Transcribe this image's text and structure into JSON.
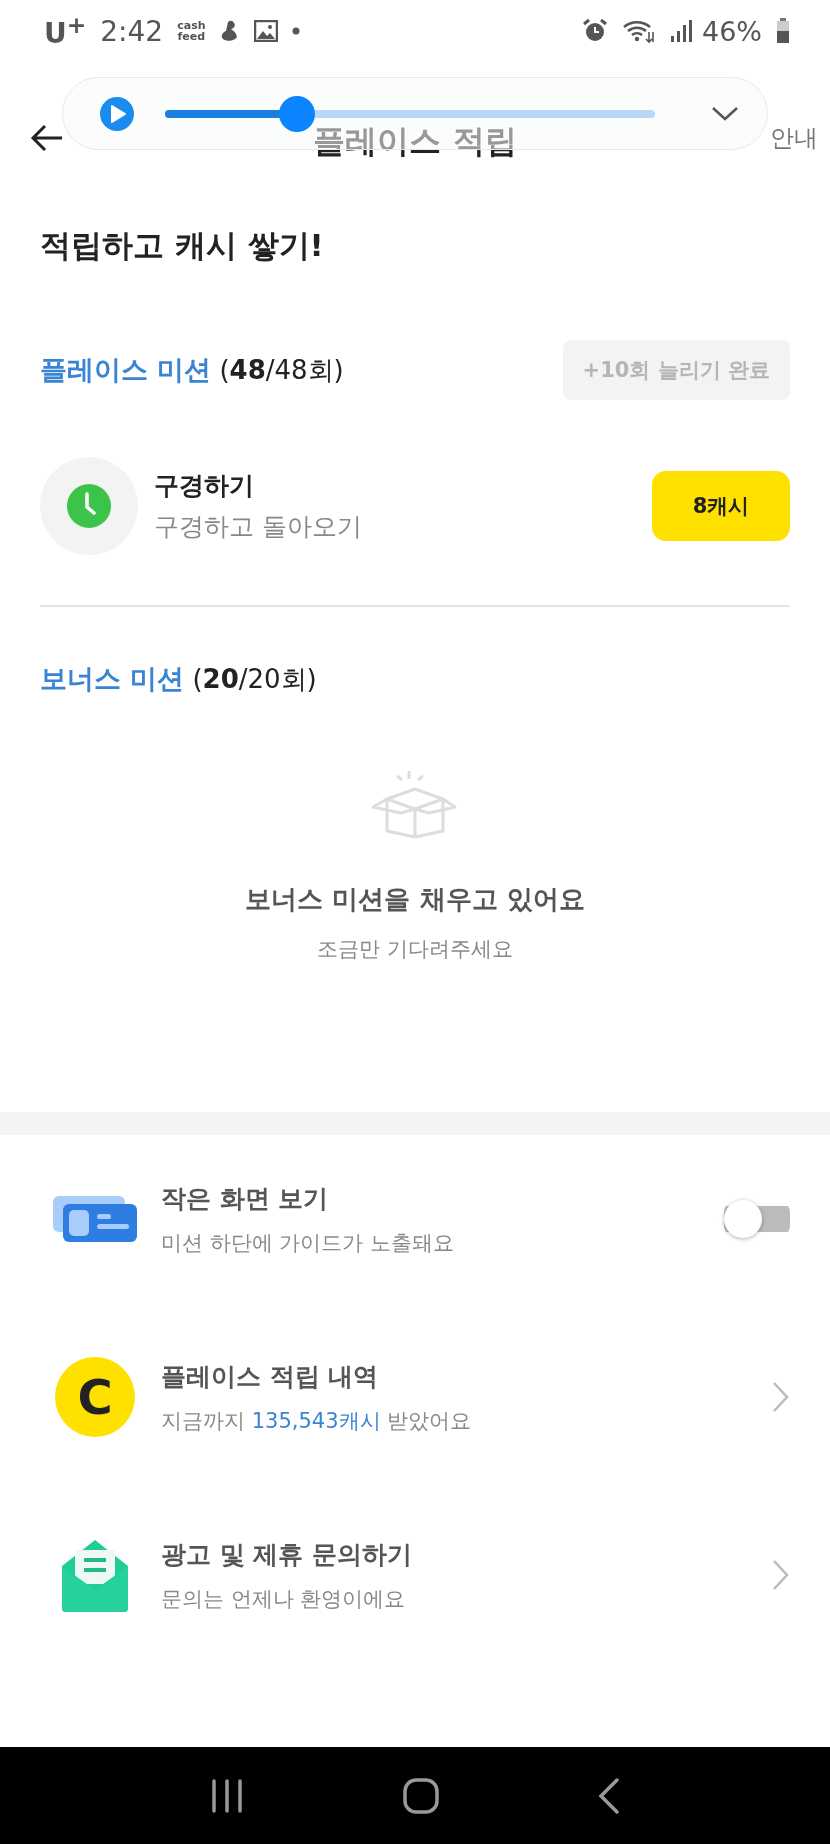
{
  "status_bar": {
    "carrier": "U$^{+}$",
    "time": "2:42",
    "app_badge": [
      "cash",
      "feed"
    ],
    "battery": "46%"
  },
  "player": {
    "level": 0.27
  },
  "header": {
    "title": "플레이스 적립",
    "info": "안내"
  },
  "headline": "적립하고 캐시 쌓기!",
  "place_mission": {
    "title": "플레이스 미션",
    "count": "(**48**/48회)",
    "extend_button": "+10회 늘리기 완료",
    "items": [
      {
        "title": "구경하기",
        "subtitle": "구경하고 돌아오기",
        "reward": "8캐시"
      }
    ]
  },
  "bonus_mission": {
    "title": "보너스 미션",
    "count": "(**20**/20회)",
    "empty_title": "보너스 미션을 채우고 있어요",
    "empty_subtitle": "조금만 기다려주세요"
  },
  "settings": [
    {
      "kind": "toggle",
      "title": "작은 화면 보기",
      "subtitle": [
        "미션 하단에 가이드가 노출돼요"
      ],
      "on": false
    },
    {
      "kind": "link",
      "title": "플레이스 적립 내역",
      "badge": "C",
      "subtitle": [
        "지금까지 ",
        "135,543캐시",
        " 받았어요"
      ]
    },
    {
      "kind": "link",
      "title": "광고 및 제휴 문의하기",
      "subtitle": [
        "문의는 언제나 환영이에요"
      ]
    }
  ]
}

» PROBLEM DETAILS: Please write out all of the material above without changing a word, and omit any pictures.

» EXPECTED ANSWER:
Transcribe this image's text and structure into JSON.
{
  "status_bar": {
    "carrier": "U$^{+}$",
    "time": "2:42",
    "app_badge": [
      "cash",
      "feed"
    ],
    "battery": "46%"
  },
  "player": {
    "level": 0.27
  },
  "header": {
    "title": "플레이스 적립",
    "info": "안내"
  },
  "headline": "적립하고 캐시 쌓기!",
  "place_mission": {
    "title": "플레이스 미션",
    "count": "(**48**/48회)",
    "extend_button": "+10회 늘리기 완료",
    "items": [
      {
        "title": "구경하기",
        "subtitle": "구경하고 돌아오기",
        "reward": "8캐시"
      }
    ]
  },
  "bonus_mission": {
    "title": "보너스 미션",
    "count": "(**20**/20회)",
    "empty_title": "보너스 미션을 채우고 있어요",
    "empty_subtitle": "조금만 기다려주세요"
  },
  "settings": [
    {
      "kind": "toggle",
      "title": "작은 화면 보기",
      "subtitle": [
        "미션 하단에 가이드가 노출돼요"
      ],
      "on": false
    },
    {
      "kind": "link",
      "title": "플레이스 적립 내역",
      "badge": "C",
      "subtitle": [
        "지금까지 ",
        "135,543캐시",
        " 받았어요"
      ]
    },
    {
      "kind": "link",
      "title": "광고 및 제휴 문의하기",
      "subtitle": [
        "문의는 언제나 환영이에요"
      ]
    }
  ]
}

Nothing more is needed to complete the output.